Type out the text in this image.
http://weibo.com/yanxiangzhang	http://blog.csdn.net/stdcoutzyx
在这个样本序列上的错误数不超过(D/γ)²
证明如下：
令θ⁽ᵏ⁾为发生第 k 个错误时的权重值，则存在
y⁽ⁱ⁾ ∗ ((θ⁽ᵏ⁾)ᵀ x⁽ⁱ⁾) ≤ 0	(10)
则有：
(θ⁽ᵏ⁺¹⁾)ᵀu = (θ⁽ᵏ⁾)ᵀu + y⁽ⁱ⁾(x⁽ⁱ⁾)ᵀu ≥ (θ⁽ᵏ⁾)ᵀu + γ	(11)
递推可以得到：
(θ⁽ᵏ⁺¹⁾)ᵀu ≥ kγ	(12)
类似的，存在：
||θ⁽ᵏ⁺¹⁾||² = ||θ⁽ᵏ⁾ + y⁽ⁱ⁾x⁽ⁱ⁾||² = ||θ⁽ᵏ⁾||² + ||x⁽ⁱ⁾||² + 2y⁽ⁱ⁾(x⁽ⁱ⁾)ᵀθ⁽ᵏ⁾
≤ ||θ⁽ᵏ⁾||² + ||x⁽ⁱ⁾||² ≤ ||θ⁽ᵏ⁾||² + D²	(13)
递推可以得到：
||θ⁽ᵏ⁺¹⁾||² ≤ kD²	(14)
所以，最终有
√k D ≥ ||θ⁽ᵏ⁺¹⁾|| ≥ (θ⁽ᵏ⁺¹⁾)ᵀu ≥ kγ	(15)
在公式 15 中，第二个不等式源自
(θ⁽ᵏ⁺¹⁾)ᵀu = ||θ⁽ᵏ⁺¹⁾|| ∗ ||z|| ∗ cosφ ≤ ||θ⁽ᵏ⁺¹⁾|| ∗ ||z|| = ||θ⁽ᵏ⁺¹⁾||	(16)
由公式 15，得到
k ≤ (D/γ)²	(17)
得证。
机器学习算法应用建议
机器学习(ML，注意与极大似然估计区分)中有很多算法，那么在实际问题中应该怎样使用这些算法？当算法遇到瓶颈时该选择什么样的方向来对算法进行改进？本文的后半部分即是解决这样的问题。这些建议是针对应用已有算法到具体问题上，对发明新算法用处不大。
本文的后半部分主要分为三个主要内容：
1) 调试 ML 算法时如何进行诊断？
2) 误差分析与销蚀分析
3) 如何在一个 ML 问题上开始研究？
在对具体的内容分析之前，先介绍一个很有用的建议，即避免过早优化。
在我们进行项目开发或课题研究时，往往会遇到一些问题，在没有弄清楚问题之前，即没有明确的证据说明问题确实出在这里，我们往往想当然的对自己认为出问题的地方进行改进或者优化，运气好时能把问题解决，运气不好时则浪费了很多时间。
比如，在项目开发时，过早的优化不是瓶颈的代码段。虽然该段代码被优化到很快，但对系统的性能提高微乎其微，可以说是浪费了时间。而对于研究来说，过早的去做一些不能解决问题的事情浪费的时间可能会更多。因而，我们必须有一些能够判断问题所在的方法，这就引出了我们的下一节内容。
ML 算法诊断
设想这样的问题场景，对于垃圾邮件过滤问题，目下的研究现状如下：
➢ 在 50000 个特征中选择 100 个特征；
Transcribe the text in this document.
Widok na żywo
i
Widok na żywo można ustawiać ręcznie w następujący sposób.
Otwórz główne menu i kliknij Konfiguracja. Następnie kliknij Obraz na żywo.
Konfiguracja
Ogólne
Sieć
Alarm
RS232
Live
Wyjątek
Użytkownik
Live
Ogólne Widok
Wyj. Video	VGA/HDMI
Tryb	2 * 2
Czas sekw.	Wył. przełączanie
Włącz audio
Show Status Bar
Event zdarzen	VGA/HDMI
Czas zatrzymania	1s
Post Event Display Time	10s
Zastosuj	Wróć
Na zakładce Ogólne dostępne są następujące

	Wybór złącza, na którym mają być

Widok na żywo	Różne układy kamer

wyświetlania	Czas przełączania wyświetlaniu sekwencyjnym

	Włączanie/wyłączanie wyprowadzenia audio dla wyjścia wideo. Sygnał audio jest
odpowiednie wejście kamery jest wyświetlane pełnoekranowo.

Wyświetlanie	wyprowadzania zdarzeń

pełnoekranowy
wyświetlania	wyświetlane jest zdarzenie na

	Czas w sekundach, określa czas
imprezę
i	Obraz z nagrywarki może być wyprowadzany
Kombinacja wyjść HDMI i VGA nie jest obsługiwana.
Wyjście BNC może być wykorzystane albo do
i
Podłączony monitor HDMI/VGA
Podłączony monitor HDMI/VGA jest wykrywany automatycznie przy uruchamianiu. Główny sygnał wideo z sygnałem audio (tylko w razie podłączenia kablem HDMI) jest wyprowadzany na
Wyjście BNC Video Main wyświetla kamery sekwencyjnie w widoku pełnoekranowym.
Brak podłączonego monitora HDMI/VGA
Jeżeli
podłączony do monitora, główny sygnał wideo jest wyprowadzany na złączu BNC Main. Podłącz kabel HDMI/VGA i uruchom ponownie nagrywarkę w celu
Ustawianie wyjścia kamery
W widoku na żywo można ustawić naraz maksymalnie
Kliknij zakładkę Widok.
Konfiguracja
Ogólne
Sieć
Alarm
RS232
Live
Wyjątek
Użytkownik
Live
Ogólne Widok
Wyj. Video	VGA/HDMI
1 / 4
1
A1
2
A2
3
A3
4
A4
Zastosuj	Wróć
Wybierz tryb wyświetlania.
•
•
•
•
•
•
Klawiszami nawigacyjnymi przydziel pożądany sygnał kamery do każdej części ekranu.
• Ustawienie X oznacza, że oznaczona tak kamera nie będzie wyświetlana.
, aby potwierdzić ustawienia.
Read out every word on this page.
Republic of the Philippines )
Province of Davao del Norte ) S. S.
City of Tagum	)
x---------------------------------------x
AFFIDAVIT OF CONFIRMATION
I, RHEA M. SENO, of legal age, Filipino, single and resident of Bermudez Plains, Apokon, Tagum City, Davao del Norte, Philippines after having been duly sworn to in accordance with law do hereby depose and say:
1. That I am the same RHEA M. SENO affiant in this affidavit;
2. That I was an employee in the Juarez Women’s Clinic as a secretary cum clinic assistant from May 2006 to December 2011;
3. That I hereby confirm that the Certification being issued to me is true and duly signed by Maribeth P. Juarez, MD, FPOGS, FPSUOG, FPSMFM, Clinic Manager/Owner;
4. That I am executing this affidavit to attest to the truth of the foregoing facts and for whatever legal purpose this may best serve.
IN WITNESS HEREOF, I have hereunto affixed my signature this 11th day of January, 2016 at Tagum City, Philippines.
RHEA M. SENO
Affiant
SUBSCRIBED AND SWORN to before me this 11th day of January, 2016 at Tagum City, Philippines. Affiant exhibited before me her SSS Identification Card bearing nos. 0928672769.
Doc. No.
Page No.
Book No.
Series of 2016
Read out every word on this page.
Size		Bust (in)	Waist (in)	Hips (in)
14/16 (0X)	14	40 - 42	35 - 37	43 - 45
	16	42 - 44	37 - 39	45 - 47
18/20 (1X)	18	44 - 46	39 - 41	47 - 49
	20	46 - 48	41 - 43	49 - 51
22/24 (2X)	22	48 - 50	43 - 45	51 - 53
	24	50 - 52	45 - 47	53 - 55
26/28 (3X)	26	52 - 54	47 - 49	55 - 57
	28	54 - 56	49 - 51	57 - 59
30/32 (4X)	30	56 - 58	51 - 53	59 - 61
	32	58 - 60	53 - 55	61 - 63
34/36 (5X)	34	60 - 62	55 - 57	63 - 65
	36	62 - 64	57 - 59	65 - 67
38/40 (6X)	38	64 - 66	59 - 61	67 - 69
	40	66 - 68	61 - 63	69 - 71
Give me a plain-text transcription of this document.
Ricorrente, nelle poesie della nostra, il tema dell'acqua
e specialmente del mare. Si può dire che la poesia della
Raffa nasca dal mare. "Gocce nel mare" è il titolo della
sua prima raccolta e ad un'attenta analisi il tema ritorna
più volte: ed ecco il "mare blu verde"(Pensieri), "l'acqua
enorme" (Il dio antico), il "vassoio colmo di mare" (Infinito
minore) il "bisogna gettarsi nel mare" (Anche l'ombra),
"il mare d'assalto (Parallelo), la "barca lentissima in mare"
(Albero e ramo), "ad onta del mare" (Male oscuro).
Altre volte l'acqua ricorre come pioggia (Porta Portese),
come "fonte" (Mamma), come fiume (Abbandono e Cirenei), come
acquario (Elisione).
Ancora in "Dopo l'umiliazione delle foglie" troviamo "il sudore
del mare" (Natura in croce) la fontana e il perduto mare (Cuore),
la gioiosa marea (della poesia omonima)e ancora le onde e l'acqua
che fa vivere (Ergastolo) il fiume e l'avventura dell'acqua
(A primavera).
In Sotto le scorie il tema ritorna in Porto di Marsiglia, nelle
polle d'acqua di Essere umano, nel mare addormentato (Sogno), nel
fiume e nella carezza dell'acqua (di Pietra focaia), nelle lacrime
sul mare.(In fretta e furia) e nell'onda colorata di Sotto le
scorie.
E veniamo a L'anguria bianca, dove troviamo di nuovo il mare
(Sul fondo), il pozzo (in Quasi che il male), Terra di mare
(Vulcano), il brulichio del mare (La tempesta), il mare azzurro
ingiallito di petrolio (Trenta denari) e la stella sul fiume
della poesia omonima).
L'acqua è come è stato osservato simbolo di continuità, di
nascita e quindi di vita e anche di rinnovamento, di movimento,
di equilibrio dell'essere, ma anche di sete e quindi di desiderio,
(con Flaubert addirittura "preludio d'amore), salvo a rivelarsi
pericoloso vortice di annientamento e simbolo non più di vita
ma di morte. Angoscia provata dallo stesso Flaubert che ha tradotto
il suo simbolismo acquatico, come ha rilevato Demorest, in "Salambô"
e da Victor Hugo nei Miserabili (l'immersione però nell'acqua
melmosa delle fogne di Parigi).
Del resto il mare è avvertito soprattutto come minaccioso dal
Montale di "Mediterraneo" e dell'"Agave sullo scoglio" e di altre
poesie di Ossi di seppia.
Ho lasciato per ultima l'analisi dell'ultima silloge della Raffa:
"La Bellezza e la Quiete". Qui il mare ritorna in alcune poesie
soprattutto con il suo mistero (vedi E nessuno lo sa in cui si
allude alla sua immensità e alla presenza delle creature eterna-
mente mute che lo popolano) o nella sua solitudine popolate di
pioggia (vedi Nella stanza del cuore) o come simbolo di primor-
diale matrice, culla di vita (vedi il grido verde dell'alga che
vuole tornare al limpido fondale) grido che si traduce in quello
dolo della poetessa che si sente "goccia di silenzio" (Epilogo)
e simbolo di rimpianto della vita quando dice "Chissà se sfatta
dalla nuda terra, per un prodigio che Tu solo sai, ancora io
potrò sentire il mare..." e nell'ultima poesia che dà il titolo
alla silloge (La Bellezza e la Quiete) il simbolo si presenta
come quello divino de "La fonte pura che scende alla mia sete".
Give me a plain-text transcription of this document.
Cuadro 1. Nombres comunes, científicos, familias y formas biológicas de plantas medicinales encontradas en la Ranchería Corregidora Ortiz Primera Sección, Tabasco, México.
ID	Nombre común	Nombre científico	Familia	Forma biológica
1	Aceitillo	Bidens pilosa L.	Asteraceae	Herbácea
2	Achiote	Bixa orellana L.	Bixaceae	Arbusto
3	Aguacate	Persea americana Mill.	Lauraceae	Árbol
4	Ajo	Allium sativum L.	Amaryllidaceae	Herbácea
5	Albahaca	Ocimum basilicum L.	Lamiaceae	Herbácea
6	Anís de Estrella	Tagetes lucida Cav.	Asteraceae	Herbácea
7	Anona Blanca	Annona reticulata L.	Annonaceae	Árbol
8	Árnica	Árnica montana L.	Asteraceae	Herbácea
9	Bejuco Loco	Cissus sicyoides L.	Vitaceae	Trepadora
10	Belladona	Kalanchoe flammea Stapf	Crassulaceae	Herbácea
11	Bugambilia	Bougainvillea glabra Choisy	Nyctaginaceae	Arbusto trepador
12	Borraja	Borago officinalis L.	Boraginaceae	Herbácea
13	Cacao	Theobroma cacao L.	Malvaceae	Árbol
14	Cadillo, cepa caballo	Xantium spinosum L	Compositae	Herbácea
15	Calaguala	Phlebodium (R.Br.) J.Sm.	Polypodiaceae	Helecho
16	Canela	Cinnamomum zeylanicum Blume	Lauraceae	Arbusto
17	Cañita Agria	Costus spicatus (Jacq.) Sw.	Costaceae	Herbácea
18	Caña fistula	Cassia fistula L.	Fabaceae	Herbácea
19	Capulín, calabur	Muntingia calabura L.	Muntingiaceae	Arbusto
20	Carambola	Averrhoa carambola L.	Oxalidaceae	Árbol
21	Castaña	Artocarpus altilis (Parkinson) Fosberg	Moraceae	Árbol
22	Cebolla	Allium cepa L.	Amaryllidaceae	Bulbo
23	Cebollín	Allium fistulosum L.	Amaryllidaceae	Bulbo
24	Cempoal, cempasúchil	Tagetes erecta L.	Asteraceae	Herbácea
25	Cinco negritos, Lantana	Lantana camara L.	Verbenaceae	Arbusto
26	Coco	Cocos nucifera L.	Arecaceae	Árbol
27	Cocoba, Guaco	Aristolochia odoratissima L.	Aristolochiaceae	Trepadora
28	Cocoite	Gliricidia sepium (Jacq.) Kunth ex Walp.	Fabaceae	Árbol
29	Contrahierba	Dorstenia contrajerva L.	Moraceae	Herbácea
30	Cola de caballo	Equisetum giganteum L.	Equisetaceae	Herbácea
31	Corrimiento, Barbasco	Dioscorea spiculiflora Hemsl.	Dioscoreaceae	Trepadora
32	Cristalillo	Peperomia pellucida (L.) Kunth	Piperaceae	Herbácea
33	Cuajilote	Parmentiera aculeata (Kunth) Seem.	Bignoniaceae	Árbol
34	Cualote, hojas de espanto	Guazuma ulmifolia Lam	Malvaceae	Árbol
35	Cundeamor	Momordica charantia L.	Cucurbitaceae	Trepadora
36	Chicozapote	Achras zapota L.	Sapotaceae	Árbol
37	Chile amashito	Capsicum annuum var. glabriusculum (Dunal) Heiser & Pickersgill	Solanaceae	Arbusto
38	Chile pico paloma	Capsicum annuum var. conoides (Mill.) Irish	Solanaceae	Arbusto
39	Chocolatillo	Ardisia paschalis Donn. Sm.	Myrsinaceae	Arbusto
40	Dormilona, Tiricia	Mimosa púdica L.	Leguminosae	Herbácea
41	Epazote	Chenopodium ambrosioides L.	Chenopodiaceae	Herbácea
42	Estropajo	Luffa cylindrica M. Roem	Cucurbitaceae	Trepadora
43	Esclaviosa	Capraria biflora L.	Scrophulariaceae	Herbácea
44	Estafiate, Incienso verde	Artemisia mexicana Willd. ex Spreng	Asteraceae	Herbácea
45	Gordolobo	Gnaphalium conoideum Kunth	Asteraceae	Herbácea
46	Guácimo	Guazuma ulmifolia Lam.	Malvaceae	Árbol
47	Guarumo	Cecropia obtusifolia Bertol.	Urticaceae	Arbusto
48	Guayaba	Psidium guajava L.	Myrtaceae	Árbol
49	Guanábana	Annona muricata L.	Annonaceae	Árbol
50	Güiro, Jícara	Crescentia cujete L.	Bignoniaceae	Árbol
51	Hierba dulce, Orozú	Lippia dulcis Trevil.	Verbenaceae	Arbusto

══════════

** The request **
Copy every line of the data that holds the string "titolo".

** Complete output **
Raffa nasca dal mare. "Gocce nel mare" è il titolo della
potrò sentire il mare..." e nell'ultima poesia che dà il titolo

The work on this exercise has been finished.